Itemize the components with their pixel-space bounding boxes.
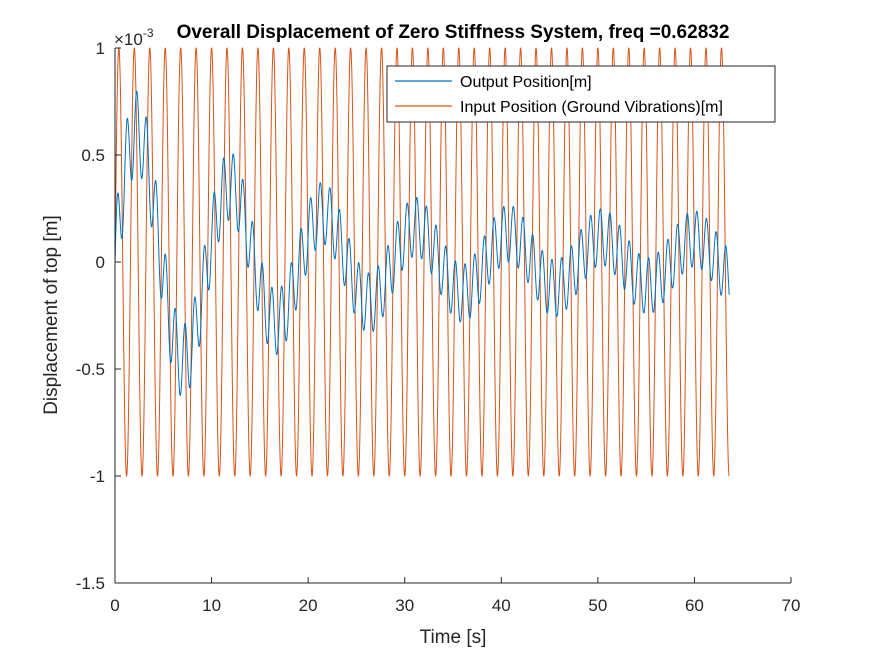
y-ticks: -1.5 -1 -0.5 0 0.5 1 (76, 39, 121, 593)
y-tick-label: 0 (96, 253, 105, 272)
y-tick-label: -0.5 (76, 360, 105, 379)
legend-label-input: Input Position (Ground Vibrations)[m] (460, 99, 723, 116)
chart-title: Overall Displacement of Zero Stiffness S… (177, 22, 730, 43)
x-tick-label: 40 (492, 596, 511, 615)
y-tick-label: -1.5 (76, 574, 105, 593)
legend-label-output: Output Position[m] (460, 74, 592, 91)
y-exponent-label: ×10-3 (114, 26, 154, 49)
legend-box (386, 65, 776, 123)
x-tick-label: 70 (782, 596, 801, 615)
y-tick-label: -1 (90, 467, 105, 486)
x-tick-label: 50 (588, 596, 607, 615)
x-tick-label: 60 (685, 596, 704, 615)
x-axis-label: Time [s] (420, 627, 487, 648)
x-tick-label: 10 (202, 596, 221, 615)
y-axis-label: Displacement of top [m] (41, 215, 62, 415)
x-tick-label: 30 (395, 596, 414, 615)
axes-layer (114, 48, 791, 584)
x-ticks: 0 10 20 30 40 50 60 70 (110, 577, 800, 615)
y-tick-label: 1 (96, 39, 105, 58)
series-line-output (114, 90, 730, 396)
y-tick-label: 0.5 (81, 146, 105, 165)
legend: Output Position[m] Input Position (Groun… (386, 65, 776, 123)
plot-area (115, 48, 791, 583)
x-tick-label: 20 (299, 596, 318, 615)
x-tick-label: 0 (110, 596, 119, 615)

···

AIM OF THE EXERCISE:
Output every line of the rows above as a numbered list, skipping blank lines and leaving out the pictures.

SOLVED PROBLEM:
1. Itemize the components with their pixel-space bounding boxes.
2. y-ticks: -1.5 -1 -0.5 0 0.5 1 (76, 39, 121, 593)
3. y-tick-label: 0 (96, 253, 105, 272)
4. y-tick-label: -0.5 (76, 360, 105, 379)
5. legend-label-input: Input Position (Ground Vibrations)[m] (460, 99, 723, 116)
6. chart-title: Overall Displacement of Zero Stiffness S… (177, 22, 730, 43)
7. x-tick-label: 40 (492, 596, 511, 615)
8. y-tick-label: -1.5 (76, 574, 105, 593)
9. legend-label-output: Output Position[m] (460, 74, 592, 91)
10. y-exponent-label: ×10-3 (114, 26, 154, 49)
11. legend-box (386, 65, 776, 123)
12. x-tick-label: 70 (782, 596, 801, 615)
13. y-tick-label: -1 (90, 467, 105, 486)
14. x-tick-label: 50 (588, 596, 607, 615)
15. x-tick-label: 60 (685, 596, 704, 615)
16. x-axis-label: Time [s] (420, 627, 487, 648)
17. x-tick-label: 10 (202, 596, 221, 615)
18. y-axis-label: Displacement of top [m] (41, 215, 62, 415)
19. x-tick-label: 30 (395, 596, 414, 615)
20. axes-layer (114, 48, 791, 584)
21. x-ticks: 0 10 20 30 40 50 60 70 (110, 577, 800, 615)
22. y-tick-label: 1 (96, 39, 105, 58)
23. series-line-output (114, 90, 730, 396)
24. y-tick-label: 0.5 (81, 146, 105, 165)
25. legend: Output Position[m] Input Position (Groun… (386, 65, 776, 123)
26. plot-area (115, 48, 791, 583)
27. x-tick-label: 20 (299, 596, 318, 615)
28. x-tick-label: 0 (110, 596, 119, 615)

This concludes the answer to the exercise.